## What is being asked
Extract every line where the string "слова" appears.

Extracted data entries
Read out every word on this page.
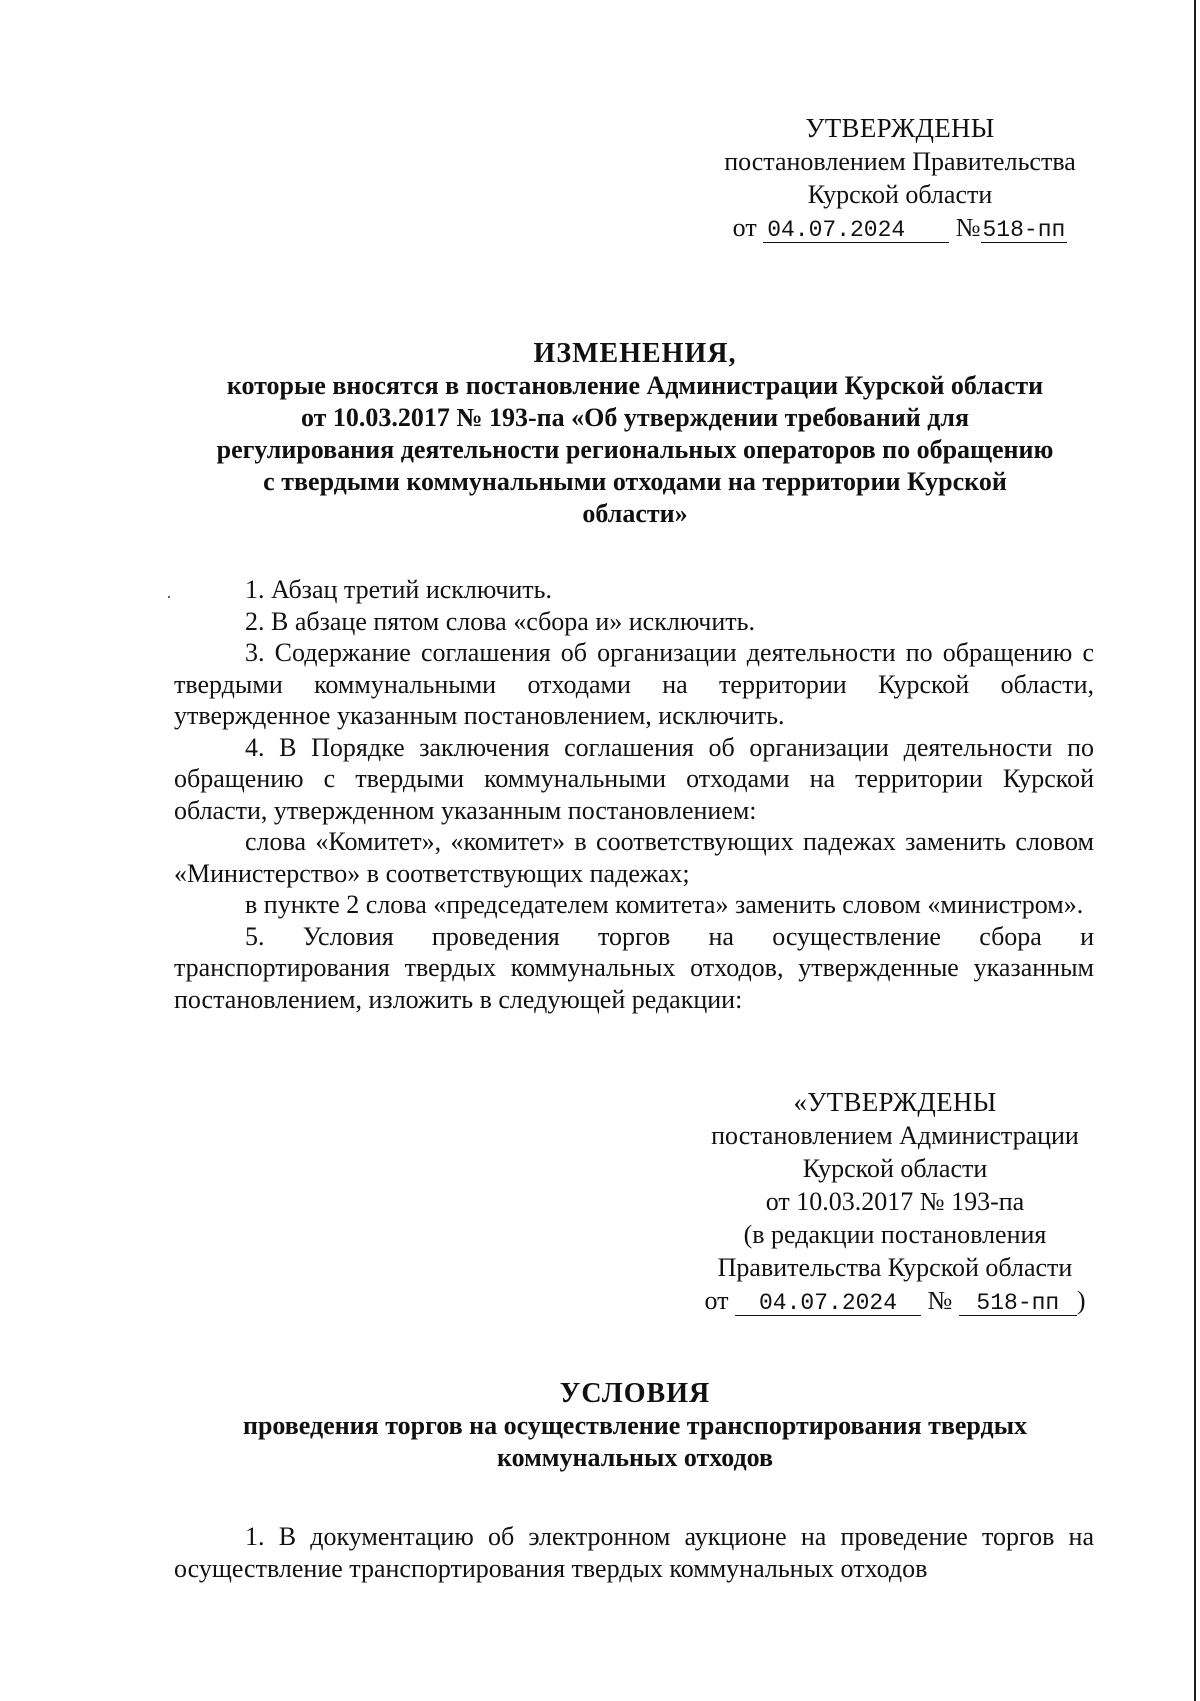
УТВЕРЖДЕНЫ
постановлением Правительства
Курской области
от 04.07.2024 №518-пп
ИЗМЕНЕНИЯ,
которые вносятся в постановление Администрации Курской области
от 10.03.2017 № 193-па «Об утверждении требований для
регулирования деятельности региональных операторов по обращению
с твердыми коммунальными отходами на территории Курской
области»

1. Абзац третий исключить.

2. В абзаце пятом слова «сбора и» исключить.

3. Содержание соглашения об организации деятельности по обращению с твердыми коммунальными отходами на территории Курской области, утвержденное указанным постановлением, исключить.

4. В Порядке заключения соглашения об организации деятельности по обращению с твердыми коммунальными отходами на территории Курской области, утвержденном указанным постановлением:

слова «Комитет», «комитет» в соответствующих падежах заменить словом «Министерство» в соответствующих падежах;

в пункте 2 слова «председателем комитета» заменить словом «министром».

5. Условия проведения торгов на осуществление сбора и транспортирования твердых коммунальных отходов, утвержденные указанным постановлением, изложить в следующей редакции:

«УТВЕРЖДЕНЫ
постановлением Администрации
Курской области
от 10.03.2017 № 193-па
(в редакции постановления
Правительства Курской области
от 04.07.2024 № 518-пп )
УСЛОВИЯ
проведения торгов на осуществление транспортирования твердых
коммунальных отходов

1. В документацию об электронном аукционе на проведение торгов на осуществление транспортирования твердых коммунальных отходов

## Finished answer
2. В абзаце пятом слова «сбора и» исключить.
слова «Комитет», «комитет» в соответствующих падежах заменить словом «Министерство» в соответствующих падежах;
в пункте 2 слова «председателем комитета» заменить словом «министром».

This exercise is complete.